## Challenge
A line counts if it contains the word "广东岭南职业技术学院" at least once. State how many such lines the records contain, giving the number alone.

(Collection entries)
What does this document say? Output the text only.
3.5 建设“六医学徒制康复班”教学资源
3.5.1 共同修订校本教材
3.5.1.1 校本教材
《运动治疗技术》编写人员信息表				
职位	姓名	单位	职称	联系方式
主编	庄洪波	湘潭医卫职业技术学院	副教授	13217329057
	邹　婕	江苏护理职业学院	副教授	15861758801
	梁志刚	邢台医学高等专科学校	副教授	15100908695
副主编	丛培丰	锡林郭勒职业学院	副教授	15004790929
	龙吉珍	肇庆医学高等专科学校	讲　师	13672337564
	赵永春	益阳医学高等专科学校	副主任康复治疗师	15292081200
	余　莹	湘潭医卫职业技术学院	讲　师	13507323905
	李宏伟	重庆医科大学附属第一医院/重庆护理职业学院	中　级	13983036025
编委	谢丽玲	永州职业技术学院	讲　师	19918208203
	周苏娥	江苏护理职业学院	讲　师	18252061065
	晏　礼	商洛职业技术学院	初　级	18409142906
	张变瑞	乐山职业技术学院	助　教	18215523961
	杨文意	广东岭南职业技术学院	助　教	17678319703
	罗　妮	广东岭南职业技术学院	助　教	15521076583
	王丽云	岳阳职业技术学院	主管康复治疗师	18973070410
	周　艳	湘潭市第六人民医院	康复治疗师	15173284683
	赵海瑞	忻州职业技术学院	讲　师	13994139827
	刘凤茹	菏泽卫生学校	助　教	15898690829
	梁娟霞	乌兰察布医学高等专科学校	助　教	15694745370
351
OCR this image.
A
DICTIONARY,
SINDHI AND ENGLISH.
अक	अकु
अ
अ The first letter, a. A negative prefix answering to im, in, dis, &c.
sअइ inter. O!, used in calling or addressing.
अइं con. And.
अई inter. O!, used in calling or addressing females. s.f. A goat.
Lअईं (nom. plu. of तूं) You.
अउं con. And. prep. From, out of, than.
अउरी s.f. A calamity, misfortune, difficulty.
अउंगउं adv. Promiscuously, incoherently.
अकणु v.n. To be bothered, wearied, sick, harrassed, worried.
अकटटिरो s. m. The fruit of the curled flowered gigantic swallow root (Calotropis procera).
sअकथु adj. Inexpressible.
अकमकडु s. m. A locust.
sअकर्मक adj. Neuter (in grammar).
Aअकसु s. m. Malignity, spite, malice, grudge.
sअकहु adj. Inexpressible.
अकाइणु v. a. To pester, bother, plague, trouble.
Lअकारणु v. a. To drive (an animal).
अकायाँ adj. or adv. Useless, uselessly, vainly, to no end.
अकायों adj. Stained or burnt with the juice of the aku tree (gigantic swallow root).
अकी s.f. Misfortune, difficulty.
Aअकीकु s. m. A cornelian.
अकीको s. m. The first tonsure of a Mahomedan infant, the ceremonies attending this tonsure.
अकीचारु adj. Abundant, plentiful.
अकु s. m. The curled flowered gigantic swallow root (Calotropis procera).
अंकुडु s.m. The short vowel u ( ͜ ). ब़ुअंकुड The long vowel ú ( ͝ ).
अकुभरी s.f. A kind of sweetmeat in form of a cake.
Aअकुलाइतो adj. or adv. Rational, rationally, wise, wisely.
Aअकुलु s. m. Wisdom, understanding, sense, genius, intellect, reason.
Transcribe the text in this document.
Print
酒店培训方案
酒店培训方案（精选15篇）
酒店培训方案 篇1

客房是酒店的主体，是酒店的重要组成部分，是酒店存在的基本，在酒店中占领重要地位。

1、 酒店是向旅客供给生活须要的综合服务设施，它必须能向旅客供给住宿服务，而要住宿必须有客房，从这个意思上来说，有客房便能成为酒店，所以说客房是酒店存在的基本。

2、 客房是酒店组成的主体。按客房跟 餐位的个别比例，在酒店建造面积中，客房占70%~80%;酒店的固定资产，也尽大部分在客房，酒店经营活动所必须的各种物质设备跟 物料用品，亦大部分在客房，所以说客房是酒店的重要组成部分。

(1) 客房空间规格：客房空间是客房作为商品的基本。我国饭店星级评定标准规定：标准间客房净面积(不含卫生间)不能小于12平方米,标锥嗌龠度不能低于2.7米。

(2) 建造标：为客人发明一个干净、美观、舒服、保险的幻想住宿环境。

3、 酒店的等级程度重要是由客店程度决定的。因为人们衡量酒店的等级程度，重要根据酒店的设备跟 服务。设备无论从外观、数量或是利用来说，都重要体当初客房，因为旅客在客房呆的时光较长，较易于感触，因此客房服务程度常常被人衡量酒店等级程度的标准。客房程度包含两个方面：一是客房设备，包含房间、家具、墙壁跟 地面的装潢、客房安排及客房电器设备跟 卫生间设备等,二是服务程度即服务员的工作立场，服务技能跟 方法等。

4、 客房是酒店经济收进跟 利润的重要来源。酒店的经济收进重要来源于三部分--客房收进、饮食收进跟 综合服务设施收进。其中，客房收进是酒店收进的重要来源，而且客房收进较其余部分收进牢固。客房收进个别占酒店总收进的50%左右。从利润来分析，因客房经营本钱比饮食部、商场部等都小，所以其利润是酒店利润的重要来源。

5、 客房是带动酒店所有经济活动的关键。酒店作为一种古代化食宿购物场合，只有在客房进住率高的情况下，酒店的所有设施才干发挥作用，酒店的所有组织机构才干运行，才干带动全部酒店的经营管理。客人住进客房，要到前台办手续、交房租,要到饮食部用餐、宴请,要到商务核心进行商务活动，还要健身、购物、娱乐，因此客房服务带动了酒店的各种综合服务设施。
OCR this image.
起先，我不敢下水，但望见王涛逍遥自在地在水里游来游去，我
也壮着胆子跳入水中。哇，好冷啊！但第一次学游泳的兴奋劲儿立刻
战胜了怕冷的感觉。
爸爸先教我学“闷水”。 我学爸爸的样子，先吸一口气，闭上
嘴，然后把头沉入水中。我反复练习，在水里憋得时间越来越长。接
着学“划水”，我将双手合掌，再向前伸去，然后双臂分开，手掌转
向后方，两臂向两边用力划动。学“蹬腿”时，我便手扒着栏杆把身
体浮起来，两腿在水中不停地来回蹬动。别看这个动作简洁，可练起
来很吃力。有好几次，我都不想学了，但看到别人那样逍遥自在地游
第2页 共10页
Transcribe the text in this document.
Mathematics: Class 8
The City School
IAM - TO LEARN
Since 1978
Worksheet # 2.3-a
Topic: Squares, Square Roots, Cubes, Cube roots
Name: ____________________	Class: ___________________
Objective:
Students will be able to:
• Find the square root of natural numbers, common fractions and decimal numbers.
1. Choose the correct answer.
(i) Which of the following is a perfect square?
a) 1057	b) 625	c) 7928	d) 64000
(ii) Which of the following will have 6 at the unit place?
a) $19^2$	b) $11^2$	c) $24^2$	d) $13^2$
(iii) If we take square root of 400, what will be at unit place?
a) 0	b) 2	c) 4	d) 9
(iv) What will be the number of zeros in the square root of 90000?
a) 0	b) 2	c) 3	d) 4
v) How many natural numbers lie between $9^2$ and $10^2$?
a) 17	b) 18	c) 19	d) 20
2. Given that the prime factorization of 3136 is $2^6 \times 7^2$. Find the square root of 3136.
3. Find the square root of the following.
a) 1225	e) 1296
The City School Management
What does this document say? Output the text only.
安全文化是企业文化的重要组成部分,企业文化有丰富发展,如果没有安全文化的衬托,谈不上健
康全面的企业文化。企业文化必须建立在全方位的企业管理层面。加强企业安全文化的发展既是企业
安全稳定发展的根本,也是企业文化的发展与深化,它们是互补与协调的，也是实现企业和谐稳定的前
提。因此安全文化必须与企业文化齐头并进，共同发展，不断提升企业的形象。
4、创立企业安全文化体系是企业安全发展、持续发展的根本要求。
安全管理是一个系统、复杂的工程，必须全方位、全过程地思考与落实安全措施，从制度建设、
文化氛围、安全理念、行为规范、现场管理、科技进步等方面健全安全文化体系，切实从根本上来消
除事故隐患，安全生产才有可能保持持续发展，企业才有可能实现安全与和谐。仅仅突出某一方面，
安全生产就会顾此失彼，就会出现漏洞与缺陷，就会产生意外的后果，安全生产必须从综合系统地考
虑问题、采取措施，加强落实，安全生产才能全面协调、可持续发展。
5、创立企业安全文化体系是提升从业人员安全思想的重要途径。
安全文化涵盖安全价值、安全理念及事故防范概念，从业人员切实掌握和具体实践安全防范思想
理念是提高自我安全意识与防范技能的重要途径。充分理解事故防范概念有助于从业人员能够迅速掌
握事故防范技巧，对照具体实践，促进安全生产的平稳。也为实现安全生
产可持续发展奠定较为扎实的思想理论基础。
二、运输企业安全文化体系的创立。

## Task solution
2